#### Entries ####
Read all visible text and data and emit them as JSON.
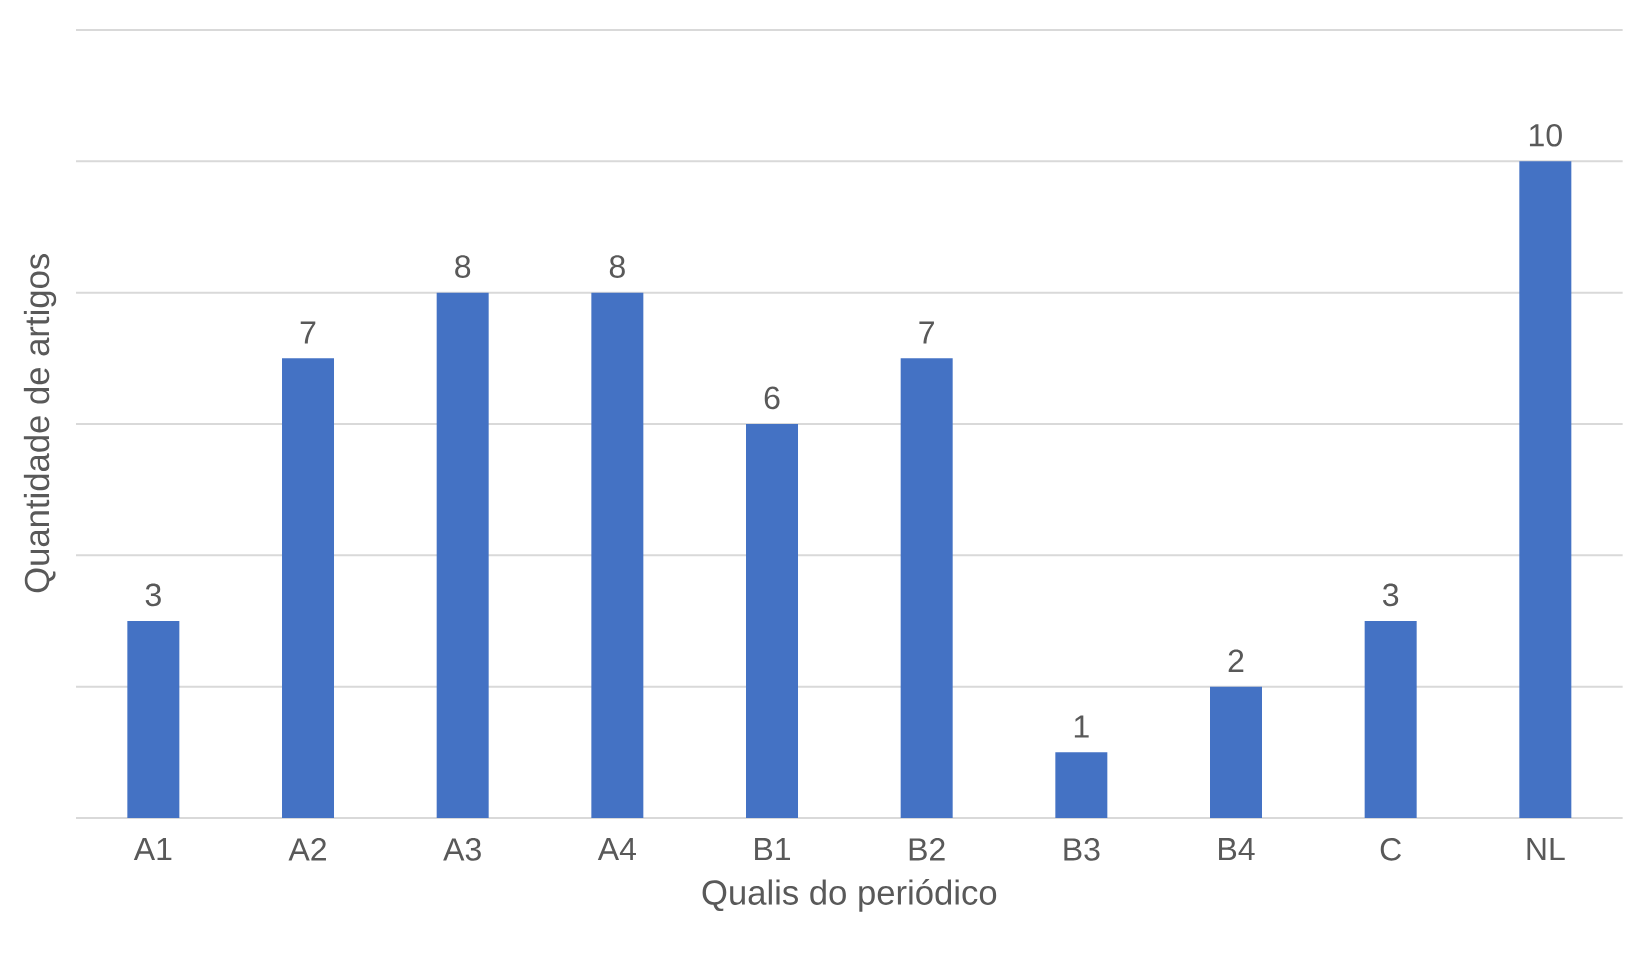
{
  "chart_data": {
    "type": "bar",
    "xlabel": "Qualis do periódico",
    "ylabel": "Quantidade de artigos",
    "categories": [
      "A1",
      "A2",
      "A3",
      "A4",
      "B1",
      "B2",
      "B3",
      "B4",
      "C",
      "NL"
    ],
    "values": [
      3,
      7,
      8,
      8,
      6,
      7,
      1,
      2,
      3,
      10
    ],
    "color": "#4472c4",
    "tick_labels": "x",
    "grid": "y",
    "data_labels": true
  }
}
####
Challenge:
Reproduce all of the data exactly, omitting each picture it holds.

Answer:
Read all visible text and data and emit them as JSON.
{
  "chart_data": {
    "type": "bar",
    "xlabel": "Qualis do periódico",
    "ylabel": "Quantidade de artigos",
    "categories": [
      "A1",
      "A2",
      "A3",
      "A4",
      "B1",
      "B2",
      "B3",
      "B4",
      "C",
      "NL"
    ],
    "values": [
      3,
      7,
      8,
      8,
      6,
      7,
      1,
      2,
      3,
      10
    ],
    "color": "#4472c4",
    "tick_labels": "x",
    "grid": "y",
    "data_labels": true
  }
}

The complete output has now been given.